# GIVEN EXERCISE
Return every line of the entries below character for character, leaving out the picture lines.

(Saved data entries)
[Begin]

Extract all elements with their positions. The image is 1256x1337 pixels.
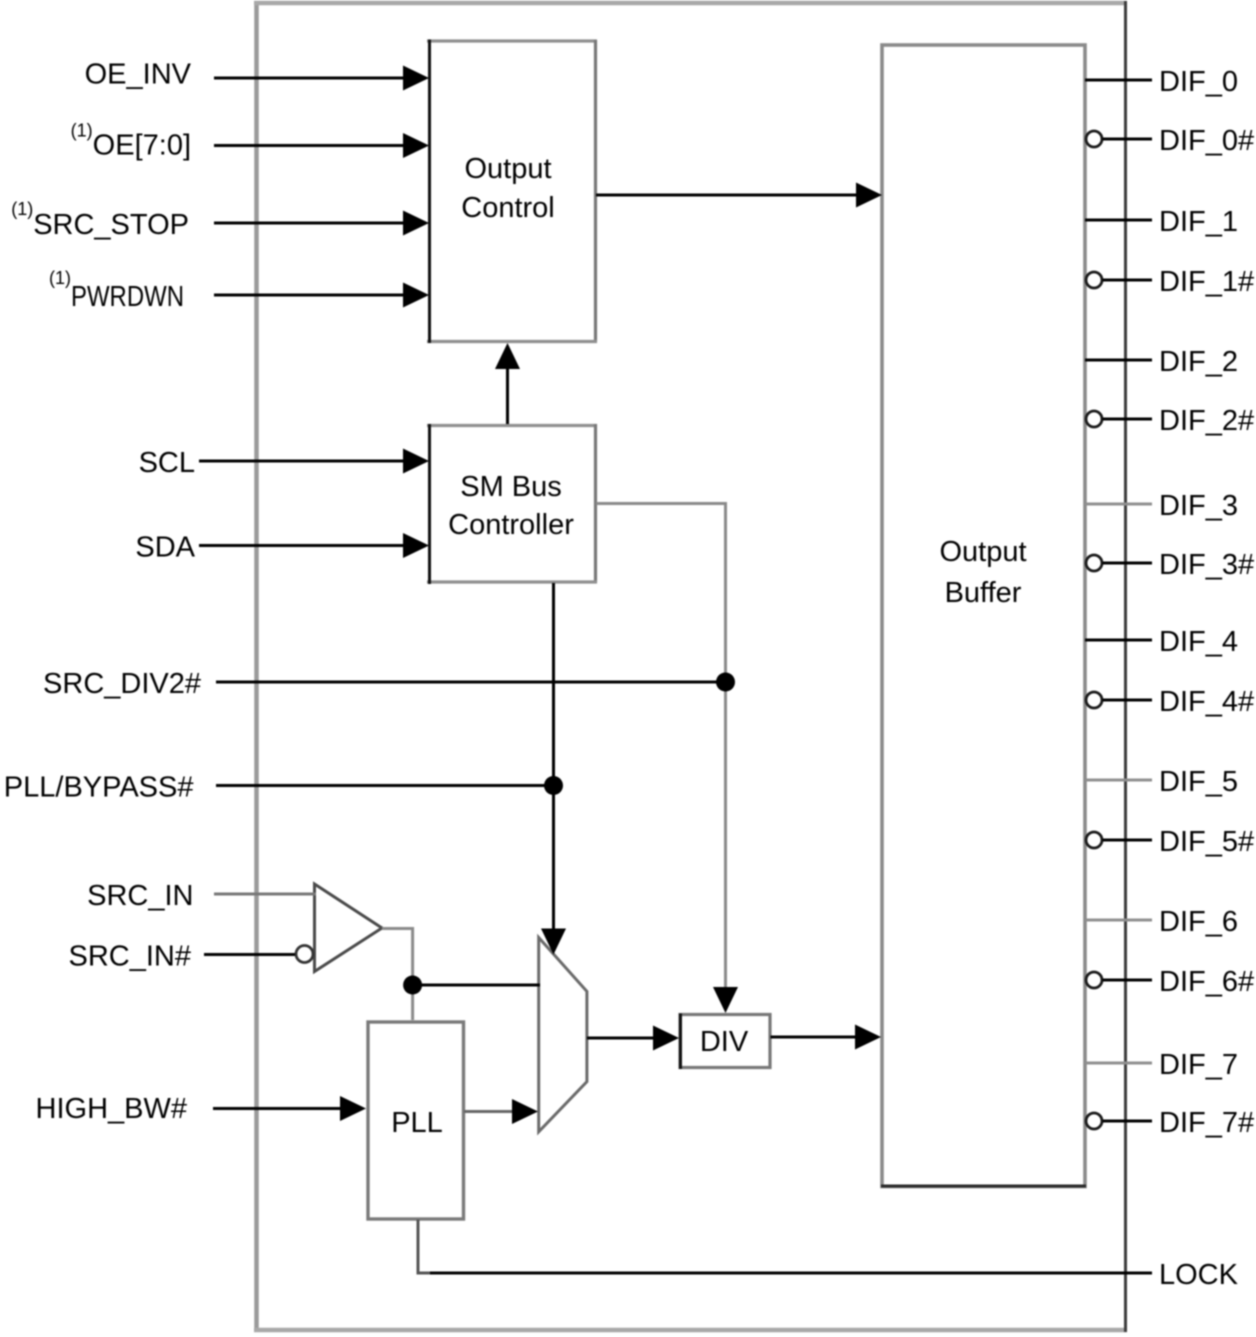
svg-text:DIF_0#: DIF_0# [1159,125,1254,157]
svg-text:OE_INV: OE_INV [85,59,192,91]
svg-text:SRC_DIV2#: SRC_DIV2# [43,668,201,700]
svg-text:DIF_7#: DIF_7# [1159,1107,1254,1139]
svg-text:DIF_5#: DIF_5# [1159,826,1254,858]
svg-text:PLL/BYPASS#: PLL/BYPASS# [4,772,194,804]
svg-text:PLL: PLL [391,1107,443,1139]
svg-text:SM Bus: SM Bus [460,471,562,503]
svg-text:DIF_3#: DIF_3# [1159,549,1254,581]
svg-text:DIF_1: DIF_1 [1159,206,1238,238]
svg-text:SRC_IN: SRC_IN [87,880,193,912]
svg-text:DIF_2: DIF_2 [1159,346,1238,378]
svg-text:SCL: SCL [139,447,195,479]
svg-text:DIF_4#: DIF_4# [1159,686,1254,718]
svg-text:Control: Control [461,192,555,224]
svg-text:DIV: DIV [700,1026,749,1058]
svg-text:DIF_1#: DIF_1# [1159,266,1254,298]
svg-text:DIF_6: DIF_6 [1159,906,1238,938]
svg-text:DIF_3: DIF_3 [1159,490,1238,522]
svg-text:Buffer: Buffer [945,577,1022,609]
svg-text:Output: Output [939,536,1026,568]
svg-text:LOCK: LOCK [1159,1259,1239,1291]
svg-text:DIF_4: DIF_4 [1159,626,1238,658]
svg-text:Output: Output [464,153,551,185]
svg-text:Controller: Controller [448,509,574,541]
svg-text:SDA: SDA [135,532,195,564]
svg-text:HIGH_BW#: HIGH_BW# [36,1093,187,1125]
svg-text:DIF_7: DIF_7 [1159,1049,1238,1081]
svg-text:DIF_2#: DIF_2# [1159,405,1254,437]
svg-text:(1)SRC_STOP: (1)SRC_STOP [11,199,189,241]
svg-text:(1)PWRDWN: (1)PWRDWN [49,268,184,313]
svg-text:DIF_0: DIF_0 [1159,66,1238,98]
svg-text:(1)OE[7:0]: (1)OE[7:0] [71,121,191,162]
svg-text:DIF_5: DIF_5 [1159,766,1238,798]
svg-text:SRC_IN#: SRC_IN# [69,941,192,973]
svg-text:DIF_6#: DIF_6# [1159,966,1254,998]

[End]

# RESULT OF THIS TASK
Extract all elements with their positions. The image is 1256x1337 pixels.
svg-text:DIF_0#: DIF_0# [1159,125,1254,157]
svg-text:OE_INV: OE_INV [85,59,192,91]
svg-text:SRC_DIV2#: SRC_DIV2# [43,668,201,700]
svg-text:DIF_7#: DIF_7# [1159,1107,1254,1139]
svg-text:DIF_5#: DIF_5# [1159,826,1254,858]
svg-text:PLL/BYPASS#: PLL/BYPASS# [4,772,194,804]
svg-text:PLL: PLL [391,1107,443,1139]
svg-text:SM Bus: SM Bus [460,471,562,503]
svg-text:DIF_3#: DIF_3# [1159,549,1254,581]
svg-text:DIF_1: DIF_1 [1159,206,1238,238]
svg-text:SRC_IN: SRC_IN [87,880,193,912]
svg-text:DIF_2: DIF_2 [1159,346,1238,378]
svg-text:SCL: SCL [139,447,195,479]
svg-text:DIF_4#: DIF_4# [1159,686,1254,718]
svg-text:Control: Control [461,192,555,224]
svg-text:DIV: DIV [700,1026,749,1058]
svg-text:DIF_1#: DIF_1# [1159,266,1254,298]
svg-text:DIF_6: DIF_6 [1159,906,1238,938]
svg-text:DIF_3: DIF_3 [1159,490,1238,522]
svg-text:Buffer: Buffer [945,577,1022,609]
svg-text:Output: Output [939,536,1026,568]
svg-text:LOCK: LOCK [1159,1259,1239,1291]
svg-text:DIF_4: DIF_4 [1159,626,1238,658]
svg-text:Output: Output [464,153,551,185]
svg-text:Controller: Controller [448,509,574,541]
svg-text:SDA: SDA [135,532,195,564]
svg-text:HIGH_BW#: HIGH_BW# [36,1093,187,1125]
svg-text:DIF_7: DIF_7 [1159,1049,1238,1081]
svg-text:DIF_2#: DIF_2# [1159,405,1254,437]
svg-text:(1)SRC_STOP: (1)SRC_STOP [11,199,189,241]
svg-text:(1)PWRDWN: (1)PWRDWN [49,268,184,313]
svg-text:DIF_0: DIF_0 [1159,66,1238,98]
svg-text:(1)OE[7:0]: (1)OE[7:0] [71,121,191,162]
svg-text:DIF_5: DIF_5 [1159,766,1238,798]
svg-text:SRC_IN#: SRC_IN# [69,941,192,973]
svg-text:DIF_6#: DIF_6# [1159,966,1254,998]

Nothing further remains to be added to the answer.